*EXERCISE OBJECTIVE*: Substitute "binding-site-marker" for every occurrence of "binding-site-star" in the records below, and write the lines out again with nothing else changed.

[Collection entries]
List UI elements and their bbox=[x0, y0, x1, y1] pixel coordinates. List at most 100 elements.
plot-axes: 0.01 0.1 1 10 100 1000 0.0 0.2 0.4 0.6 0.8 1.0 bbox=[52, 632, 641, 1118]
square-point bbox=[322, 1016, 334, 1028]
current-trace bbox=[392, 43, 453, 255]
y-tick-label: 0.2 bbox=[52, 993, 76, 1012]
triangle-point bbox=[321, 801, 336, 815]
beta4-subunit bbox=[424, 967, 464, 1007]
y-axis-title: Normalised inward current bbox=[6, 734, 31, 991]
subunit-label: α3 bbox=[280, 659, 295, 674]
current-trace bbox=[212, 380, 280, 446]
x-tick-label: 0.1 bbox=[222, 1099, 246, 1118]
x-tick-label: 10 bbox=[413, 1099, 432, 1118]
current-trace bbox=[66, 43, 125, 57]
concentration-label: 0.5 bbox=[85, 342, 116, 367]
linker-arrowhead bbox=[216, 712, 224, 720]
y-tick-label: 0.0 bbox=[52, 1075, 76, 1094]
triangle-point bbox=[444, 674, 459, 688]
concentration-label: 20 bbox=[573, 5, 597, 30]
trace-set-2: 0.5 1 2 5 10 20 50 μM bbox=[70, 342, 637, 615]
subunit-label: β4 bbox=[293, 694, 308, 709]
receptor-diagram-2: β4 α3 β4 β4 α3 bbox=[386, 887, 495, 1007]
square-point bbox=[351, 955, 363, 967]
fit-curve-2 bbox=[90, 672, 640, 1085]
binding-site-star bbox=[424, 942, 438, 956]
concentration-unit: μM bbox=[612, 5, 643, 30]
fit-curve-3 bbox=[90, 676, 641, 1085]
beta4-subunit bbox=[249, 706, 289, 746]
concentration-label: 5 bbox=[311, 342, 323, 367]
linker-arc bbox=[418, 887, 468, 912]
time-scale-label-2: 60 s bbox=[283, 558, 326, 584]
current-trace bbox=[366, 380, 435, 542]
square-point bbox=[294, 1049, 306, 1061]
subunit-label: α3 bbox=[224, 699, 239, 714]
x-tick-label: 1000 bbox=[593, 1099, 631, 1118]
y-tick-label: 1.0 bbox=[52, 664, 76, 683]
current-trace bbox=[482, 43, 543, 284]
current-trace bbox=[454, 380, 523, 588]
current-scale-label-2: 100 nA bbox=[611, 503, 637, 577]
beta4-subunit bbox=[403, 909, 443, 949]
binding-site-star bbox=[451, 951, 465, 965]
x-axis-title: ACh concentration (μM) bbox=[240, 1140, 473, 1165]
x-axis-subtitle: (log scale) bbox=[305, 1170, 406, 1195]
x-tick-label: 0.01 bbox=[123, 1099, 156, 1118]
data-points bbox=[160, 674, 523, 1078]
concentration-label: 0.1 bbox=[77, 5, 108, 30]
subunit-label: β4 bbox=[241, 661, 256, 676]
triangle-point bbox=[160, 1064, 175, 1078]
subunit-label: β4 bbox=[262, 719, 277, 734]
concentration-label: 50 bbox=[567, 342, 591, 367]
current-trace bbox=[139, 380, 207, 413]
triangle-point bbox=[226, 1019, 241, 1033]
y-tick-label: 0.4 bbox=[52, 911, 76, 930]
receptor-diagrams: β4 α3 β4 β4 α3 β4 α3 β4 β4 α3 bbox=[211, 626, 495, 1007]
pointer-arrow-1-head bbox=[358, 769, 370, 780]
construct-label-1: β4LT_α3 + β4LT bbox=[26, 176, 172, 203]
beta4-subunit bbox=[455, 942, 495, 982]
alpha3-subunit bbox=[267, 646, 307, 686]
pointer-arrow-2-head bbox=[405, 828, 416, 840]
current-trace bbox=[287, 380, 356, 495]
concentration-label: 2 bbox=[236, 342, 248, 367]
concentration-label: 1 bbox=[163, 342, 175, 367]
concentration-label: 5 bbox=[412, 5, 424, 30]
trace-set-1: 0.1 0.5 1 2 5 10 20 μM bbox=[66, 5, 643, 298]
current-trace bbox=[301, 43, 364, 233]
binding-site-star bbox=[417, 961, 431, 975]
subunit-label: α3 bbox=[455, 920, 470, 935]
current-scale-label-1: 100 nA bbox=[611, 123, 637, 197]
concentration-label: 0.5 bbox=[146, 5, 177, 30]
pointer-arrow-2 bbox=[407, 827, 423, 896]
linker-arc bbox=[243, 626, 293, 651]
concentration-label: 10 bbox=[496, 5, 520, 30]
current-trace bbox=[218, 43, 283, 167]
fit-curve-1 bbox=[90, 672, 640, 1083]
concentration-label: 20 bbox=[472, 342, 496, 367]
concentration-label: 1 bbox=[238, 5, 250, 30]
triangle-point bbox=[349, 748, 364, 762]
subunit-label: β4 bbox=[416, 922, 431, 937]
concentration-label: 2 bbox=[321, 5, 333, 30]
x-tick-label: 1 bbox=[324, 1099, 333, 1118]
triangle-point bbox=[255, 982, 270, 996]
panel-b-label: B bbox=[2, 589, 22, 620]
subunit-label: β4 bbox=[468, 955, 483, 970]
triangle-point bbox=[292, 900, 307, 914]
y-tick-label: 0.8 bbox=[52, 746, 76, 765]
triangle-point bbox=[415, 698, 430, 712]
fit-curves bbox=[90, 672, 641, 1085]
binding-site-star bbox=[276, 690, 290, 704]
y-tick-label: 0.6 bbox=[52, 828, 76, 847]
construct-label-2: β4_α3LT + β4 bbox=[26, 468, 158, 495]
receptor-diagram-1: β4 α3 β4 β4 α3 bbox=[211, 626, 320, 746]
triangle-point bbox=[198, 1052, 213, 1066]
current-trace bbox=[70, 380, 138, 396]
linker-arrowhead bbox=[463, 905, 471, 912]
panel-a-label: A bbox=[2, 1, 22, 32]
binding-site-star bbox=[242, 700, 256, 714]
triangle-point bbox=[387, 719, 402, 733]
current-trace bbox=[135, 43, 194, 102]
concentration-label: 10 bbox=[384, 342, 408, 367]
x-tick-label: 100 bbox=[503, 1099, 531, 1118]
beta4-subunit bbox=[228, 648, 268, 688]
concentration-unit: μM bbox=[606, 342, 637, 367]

*FINAL ANSWER*:
List UI elements and their bbox=[x0, y0, x1, y1] pixel coordinates. List at most 100 elements.
plot-axes: 0.01 0.1 1 10 100 1000 0.0 0.2 0.4 0.6 0.8 1.0 bbox=[52, 632, 641, 1118]
square-point bbox=[322, 1016, 334, 1028]
current-trace bbox=[392, 43, 453, 255]
y-tick-label: 0.2 bbox=[52, 993, 76, 1012]
triangle-point bbox=[321, 801, 336, 815]
beta4-subunit bbox=[424, 967, 464, 1007]
y-axis-title: Normalised inward current bbox=[6, 734, 31, 991]
subunit-label: α3 bbox=[280, 659, 295, 674]
current-trace bbox=[212, 380, 280, 446]
x-tick-label: 0.1 bbox=[222, 1099, 246, 1118]
x-tick-label: 10 bbox=[413, 1099, 432, 1118]
current-trace bbox=[66, 43, 125, 57]
concentration-label: 0.5 bbox=[85, 342, 116, 367]
linker-arrowhead bbox=[216, 712, 224, 720]
y-tick-label: 0.0 bbox=[52, 1075, 76, 1094]
triangle-point bbox=[444, 674, 459, 688]
concentration-label: 20 bbox=[573, 5, 597, 30]
trace-set-2: 0.5 1 2 5 10 20 50 μM bbox=[70, 342, 637, 615]
subunit-label: β4 bbox=[293, 694, 308, 709]
receptor-diagram-2: β4 α3 β4 β4 α3 bbox=[386, 887, 495, 1007]
square-point bbox=[351, 955, 363, 967]
fit-curve-2 bbox=[90, 672, 640, 1085]
binding-site-marker bbox=[424, 942, 438, 956]
concentration-unit: μM bbox=[612, 5, 643, 30]
fit-curve-3 bbox=[90, 676, 641, 1085]
beta4-subunit bbox=[249, 706, 289, 746]
concentration-label: 5 bbox=[311, 342, 323, 367]
linker-arc bbox=[418, 887, 468, 912]
time-scale-label-2: 60 s bbox=[283, 558, 326, 584]
current-trace bbox=[366, 380, 435, 542]
square-point bbox=[294, 1049, 306, 1061]
subunit-label: α3 bbox=[224, 699, 239, 714]
x-tick-label: 1000 bbox=[593, 1099, 631, 1118]
y-tick-label: 1.0 bbox=[52, 664, 76, 683]
current-trace bbox=[482, 43, 543, 284]
current-trace bbox=[454, 380, 523, 588]
current-scale-label-2: 100 nA bbox=[611, 503, 637, 577]
beta4-subunit bbox=[403, 909, 443, 949]
binding-site-marker bbox=[451, 951, 465, 965]
x-axis-title: ACh concentration (μM) bbox=[240, 1140, 473, 1165]
x-axis-subtitle: (log scale) bbox=[305, 1170, 406, 1195]
x-tick-label: 0.01 bbox=[123, 1099, 156, 1118]
data-points bbox=[160, 674, 523, 1078]
concentration-label: 0.1 bbox=[77, 5, 108, 30]
subunit-label: β4 bbox=[241, 661, 256, 676]
triangle-point bbox=[160, 1064, 175, 1078]
subunit-label: β4 bbox=[262, 719, 277, 734]
concentration-label: 50 bbox=[567, 342, 591, 367]
current-trace bbox=[139, 380, 207, 413]
triangle-point bbox=[226, 1019, 241, 1033]
y-tick-label: 0.4 bbox=[52, 911, 76, 930]
receptor-diagrams: β4 α3 β4 β4 α3 β4 α3 β4 β4 α3 bbox=[211, 626, 495, 1007]
pointer-arrow-1-head bbox=[358, 769, 370, 780]
construct-label-1: β4LT_α3 + β4LT bbox=[26, 176, 172, 203]
beta4-subunit bbox=[455, 942, 495, 982]
alpha3-subunit bbox=[267, 646, 307, 686]
pointer-arrow-2-head bbox=[405, 828, 416, 840]
current-trace bbox=[287, 380, 356, 495]
concentration-label: 2 bbox=[236, 342, 248, 367]
concentration-label: 1 bbox=[163, 342, 175, 367]
concentration-label: 5 bbox=[412, 5, 424, 30]
trace-set-1: 0.1 0.5 1 2 5 10 20 μM bbox=[66, 5, 643, 298]
current-trace bbox=[301, 43, 364, 233]
binding-site-marker bbox=[417, 961, 431, 975]
subunit-label: α3 bbox=[455, 920, 470, 935]
current-scale-label-1: 100 nA bbox=[611, 123, 637, 197]
concentration-label: 0.5 bbox=[146, 5, 177, 30]
pointer-arrow-2 bbox=[407, 827, 423, 896]
linker-arc bbox=[243, 626, 293, 651]
concentration-label: 10 bbox=[496, 5, 520, 30]
current-trace bbox=[218, 43, 283, 167]
fit-curve-1 bbox=[90, 672, 640, 1083]
concentration-label: 20 bbox=[472, 342, 496, 367]
concentration-label: 1 bbox=[238, 5, 250, 30]
triangle-point bbox=[349, 748, 364, 762]
subunit-label: β4 bbox=[416, 922, 431, 937]
concentration-label: 2 bbox=[321, 5, 333, 30]
x-tick-label: 1 bbox=[324, 1099, 333, 1118]
triangle-point bbox=[255, 982, 270, 996]
panel-b-label: B bbox=[2, 589, 22, 620]
subunit-label: β4 bbox=[468, 955, 483, 970]
triangle-point bbox=[292, 900, 307, 914]
y-tick-label: 0.8 bbox=[52, 746, 76, 765]
triangle-point bbox=[415, 698, 430, 712]
fit-curves bbox=[90, 672, 641, 1085]
binding-site-marker bbox=[276, 690, 290, 704]
y-tick-label: 0.6 bbox=[52, 828, 76, 847]
construct-label-2: β4_α3LT + β4 bbox=[26, 468, 158, 495]
receptor-diagram-1: β4 α3 β4 β4 α3 bbox=[211, 626, 320, 746]
triangle-point bbox=[198, 1052, 213, 1066]
current-trace bbox=[70, 380, 138, 396]
linker-arrowhead bbox=[463, 905, 471, 912]
panel-a-label: A bbox=[2, 1, 22, 32]
binding-site-marker bbox=[242, 700, 256, 714]
triangle-point bbox=[387, 719, 402, 733]
current-trace bbox=[135, 43, 194, 102]
concentration-label: 10 bbox=[384, 342, 408, 367]
x-tick-label: 100 bbox=[503, 1099, 531, 1118]
beta4-subunit bbox=[228, 648, 268, 688]
concentration-unit: μM bbox=[606, 342, 637, 367]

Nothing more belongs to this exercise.